— start —

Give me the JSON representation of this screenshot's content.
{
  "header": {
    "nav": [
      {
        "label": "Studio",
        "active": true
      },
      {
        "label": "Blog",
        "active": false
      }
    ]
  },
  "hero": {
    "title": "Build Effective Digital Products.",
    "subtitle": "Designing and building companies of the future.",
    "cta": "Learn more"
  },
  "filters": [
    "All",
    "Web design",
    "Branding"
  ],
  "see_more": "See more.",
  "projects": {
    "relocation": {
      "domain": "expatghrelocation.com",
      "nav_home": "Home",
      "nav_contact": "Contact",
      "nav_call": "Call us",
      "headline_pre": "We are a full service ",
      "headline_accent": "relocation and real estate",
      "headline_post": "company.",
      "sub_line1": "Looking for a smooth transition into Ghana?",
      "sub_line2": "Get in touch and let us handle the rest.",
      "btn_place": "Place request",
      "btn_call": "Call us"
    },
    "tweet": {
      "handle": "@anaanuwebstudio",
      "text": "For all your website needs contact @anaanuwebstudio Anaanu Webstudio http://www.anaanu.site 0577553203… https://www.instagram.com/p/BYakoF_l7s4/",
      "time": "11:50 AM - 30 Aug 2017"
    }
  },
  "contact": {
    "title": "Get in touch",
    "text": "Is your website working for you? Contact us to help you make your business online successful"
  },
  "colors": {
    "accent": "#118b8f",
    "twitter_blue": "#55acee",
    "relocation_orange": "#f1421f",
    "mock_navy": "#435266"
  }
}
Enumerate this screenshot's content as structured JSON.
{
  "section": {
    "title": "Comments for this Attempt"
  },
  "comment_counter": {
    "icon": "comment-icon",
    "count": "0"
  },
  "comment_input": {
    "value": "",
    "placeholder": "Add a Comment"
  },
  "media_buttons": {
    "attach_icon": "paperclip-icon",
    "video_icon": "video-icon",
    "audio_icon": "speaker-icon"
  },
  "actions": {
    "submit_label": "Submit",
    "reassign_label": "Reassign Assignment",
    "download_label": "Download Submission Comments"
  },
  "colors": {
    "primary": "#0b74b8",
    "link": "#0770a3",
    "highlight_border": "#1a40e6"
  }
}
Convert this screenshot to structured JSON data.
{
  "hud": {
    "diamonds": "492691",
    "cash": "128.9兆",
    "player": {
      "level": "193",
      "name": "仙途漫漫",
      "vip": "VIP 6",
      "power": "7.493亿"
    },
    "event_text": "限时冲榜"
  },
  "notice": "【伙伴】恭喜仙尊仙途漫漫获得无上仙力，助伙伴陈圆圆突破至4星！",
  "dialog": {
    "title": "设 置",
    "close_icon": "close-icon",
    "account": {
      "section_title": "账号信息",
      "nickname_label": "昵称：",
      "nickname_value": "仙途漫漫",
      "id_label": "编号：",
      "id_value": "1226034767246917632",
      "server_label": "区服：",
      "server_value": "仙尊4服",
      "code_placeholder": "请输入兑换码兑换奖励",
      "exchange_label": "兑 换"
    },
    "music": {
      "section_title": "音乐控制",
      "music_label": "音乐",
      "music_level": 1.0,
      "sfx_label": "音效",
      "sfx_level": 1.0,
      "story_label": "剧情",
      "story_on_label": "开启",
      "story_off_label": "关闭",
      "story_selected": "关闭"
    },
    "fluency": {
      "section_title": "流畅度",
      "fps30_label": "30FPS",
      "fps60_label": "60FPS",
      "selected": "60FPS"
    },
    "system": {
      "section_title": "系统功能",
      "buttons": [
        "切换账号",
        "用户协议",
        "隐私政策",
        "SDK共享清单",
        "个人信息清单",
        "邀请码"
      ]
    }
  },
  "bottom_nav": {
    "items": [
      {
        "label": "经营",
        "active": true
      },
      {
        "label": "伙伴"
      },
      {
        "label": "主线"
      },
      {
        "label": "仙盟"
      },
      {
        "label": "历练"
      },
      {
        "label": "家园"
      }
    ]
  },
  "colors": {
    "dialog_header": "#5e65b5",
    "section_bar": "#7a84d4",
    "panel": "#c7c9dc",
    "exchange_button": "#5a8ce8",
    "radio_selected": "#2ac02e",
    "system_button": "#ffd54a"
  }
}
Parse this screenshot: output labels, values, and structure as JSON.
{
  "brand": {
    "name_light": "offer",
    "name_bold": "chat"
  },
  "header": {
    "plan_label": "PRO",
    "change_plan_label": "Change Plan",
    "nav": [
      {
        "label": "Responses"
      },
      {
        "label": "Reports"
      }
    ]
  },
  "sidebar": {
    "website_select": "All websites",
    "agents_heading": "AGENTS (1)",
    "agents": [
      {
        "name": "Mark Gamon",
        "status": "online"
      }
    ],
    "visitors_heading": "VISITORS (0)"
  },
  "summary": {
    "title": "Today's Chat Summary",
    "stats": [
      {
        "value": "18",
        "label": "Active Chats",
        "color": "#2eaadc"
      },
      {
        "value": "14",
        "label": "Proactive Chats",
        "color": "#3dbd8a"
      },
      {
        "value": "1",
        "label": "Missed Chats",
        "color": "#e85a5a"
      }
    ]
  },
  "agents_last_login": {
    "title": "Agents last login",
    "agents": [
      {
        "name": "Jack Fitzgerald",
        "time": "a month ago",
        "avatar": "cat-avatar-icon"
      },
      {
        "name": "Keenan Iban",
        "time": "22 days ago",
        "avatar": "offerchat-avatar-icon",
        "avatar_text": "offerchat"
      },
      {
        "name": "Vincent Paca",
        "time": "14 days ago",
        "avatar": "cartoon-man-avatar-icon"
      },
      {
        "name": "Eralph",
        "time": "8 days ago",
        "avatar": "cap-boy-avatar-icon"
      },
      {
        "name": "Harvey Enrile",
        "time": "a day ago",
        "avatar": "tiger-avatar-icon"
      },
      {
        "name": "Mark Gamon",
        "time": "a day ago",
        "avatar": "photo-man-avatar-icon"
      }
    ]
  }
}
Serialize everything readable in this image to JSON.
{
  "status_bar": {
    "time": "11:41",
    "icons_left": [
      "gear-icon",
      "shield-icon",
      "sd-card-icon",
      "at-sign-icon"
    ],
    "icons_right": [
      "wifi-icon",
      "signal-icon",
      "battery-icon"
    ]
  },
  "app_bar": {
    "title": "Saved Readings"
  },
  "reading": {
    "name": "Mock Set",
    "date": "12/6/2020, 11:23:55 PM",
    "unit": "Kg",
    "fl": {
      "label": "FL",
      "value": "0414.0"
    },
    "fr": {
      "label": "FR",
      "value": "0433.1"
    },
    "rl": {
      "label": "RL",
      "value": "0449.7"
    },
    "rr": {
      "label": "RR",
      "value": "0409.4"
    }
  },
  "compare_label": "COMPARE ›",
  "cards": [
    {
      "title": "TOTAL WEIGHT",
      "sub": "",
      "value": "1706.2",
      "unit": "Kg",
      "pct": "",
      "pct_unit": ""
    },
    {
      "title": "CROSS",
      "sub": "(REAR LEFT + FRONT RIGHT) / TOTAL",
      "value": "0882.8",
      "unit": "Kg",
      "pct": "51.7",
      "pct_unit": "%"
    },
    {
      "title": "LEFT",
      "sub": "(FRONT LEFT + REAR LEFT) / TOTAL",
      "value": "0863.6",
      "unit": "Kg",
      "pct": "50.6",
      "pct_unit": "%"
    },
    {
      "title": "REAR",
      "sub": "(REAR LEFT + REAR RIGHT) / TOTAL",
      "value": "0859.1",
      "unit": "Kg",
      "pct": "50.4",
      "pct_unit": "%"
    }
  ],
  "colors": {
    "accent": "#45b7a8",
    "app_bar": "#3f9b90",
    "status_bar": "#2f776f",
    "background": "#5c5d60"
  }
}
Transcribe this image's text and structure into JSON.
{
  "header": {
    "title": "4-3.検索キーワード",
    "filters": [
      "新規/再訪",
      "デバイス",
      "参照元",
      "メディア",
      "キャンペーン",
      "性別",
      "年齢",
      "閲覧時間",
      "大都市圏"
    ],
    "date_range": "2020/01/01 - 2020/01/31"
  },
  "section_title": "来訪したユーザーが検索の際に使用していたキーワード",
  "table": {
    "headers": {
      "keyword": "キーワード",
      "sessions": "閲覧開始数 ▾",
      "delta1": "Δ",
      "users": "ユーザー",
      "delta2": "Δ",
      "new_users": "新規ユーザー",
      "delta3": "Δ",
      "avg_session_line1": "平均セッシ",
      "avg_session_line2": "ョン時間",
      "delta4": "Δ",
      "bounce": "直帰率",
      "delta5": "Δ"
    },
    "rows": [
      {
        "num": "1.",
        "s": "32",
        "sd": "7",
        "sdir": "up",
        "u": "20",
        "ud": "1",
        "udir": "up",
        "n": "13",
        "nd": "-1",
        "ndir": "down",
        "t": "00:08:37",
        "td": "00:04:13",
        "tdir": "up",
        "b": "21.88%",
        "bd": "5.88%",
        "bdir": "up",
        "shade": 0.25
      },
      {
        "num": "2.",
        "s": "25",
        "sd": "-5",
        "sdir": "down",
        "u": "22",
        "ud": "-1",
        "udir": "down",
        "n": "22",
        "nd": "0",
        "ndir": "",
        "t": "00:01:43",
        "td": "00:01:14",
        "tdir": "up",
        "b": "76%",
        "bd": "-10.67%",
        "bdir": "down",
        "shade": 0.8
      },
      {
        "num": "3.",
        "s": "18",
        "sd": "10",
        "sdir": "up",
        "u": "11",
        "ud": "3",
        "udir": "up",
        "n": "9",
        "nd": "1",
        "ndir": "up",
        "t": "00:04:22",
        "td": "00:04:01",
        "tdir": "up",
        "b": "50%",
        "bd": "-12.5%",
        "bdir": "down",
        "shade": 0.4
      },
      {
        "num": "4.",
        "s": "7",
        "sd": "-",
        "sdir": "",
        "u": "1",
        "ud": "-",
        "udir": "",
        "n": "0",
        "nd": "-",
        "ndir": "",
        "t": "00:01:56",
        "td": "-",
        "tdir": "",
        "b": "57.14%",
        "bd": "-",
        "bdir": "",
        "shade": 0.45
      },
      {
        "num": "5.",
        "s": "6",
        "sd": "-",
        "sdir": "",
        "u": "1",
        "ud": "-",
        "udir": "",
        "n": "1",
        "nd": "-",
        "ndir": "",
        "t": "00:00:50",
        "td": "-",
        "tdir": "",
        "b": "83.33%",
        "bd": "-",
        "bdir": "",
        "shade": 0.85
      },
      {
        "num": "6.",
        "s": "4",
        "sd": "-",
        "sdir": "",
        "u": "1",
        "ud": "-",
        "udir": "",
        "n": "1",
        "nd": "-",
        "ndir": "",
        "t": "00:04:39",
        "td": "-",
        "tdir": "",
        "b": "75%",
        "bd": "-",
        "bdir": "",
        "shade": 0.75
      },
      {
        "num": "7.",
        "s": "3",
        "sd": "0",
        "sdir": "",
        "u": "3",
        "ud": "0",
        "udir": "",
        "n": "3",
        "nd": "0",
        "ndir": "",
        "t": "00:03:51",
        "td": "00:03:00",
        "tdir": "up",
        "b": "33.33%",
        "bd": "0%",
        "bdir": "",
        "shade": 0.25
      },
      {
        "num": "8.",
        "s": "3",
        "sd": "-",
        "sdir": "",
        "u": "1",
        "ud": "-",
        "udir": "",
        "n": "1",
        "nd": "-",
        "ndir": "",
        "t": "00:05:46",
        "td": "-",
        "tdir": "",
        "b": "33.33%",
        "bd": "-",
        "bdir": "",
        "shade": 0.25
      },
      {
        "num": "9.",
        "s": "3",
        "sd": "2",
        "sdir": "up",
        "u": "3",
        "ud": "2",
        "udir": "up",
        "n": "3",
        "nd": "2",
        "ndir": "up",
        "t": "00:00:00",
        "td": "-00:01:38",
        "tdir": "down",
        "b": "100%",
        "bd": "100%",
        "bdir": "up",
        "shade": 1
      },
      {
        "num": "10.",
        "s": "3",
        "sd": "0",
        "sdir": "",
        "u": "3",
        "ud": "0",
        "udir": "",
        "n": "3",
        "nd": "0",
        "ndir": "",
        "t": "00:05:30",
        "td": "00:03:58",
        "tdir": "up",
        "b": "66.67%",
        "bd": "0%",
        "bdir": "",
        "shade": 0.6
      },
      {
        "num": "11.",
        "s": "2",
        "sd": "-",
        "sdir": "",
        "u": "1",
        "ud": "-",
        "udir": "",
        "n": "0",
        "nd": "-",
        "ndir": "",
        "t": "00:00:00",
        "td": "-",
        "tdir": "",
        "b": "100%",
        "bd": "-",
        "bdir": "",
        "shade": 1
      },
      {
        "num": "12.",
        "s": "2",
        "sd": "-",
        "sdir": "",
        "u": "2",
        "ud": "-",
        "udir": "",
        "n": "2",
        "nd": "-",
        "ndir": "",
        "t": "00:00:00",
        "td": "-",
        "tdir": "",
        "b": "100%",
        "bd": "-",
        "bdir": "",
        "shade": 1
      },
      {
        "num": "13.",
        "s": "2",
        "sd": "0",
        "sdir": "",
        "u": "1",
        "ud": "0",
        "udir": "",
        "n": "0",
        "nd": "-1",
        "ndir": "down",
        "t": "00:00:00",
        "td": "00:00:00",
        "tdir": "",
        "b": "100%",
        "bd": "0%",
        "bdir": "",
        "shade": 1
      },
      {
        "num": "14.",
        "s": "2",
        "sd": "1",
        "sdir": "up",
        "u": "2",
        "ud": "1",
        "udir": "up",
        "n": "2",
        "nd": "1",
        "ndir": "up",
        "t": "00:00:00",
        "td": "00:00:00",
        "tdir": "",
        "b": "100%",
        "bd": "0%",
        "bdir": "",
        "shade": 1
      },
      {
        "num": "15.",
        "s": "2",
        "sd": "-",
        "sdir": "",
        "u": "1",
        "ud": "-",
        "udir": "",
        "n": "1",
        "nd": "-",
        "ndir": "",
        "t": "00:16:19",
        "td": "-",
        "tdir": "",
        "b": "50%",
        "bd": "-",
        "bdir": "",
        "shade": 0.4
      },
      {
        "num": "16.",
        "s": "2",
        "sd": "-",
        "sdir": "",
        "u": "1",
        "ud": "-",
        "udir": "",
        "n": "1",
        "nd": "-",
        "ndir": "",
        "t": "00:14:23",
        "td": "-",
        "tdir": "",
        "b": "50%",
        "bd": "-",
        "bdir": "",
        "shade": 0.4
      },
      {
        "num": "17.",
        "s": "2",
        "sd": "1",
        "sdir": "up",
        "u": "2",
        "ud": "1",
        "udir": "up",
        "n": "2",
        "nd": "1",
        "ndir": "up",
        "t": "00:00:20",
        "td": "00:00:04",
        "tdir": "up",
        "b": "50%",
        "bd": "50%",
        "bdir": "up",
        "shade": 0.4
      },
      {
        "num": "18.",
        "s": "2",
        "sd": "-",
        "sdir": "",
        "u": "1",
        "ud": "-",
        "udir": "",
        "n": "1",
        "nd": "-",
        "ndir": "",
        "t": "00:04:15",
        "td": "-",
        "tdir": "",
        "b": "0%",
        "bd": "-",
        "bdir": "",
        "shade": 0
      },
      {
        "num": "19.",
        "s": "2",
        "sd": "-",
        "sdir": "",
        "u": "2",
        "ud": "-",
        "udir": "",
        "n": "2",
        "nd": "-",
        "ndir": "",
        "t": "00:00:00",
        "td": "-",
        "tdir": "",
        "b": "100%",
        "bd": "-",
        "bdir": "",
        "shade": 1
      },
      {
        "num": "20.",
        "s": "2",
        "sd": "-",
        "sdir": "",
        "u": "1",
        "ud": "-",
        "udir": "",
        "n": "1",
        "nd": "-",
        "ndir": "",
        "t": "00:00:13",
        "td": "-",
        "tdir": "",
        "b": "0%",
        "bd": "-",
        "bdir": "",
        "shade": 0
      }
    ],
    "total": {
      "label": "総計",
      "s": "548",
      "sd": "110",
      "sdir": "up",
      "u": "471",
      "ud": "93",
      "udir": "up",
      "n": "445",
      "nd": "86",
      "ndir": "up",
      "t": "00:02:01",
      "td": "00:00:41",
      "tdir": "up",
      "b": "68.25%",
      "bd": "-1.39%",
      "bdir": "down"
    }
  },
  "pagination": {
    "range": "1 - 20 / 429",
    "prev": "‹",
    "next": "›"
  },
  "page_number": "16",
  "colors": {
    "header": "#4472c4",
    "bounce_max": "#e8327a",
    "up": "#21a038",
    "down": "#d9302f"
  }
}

— end —

[PROBLEM STATEMENT] Lines holding the word "online" in the entries above are the ones to pull out. Copy them all.

[ANSWER TO THE PROBLEM]
    "text": "Is your website working for you? Contact us to help you make your business online successful"
        "status": "online"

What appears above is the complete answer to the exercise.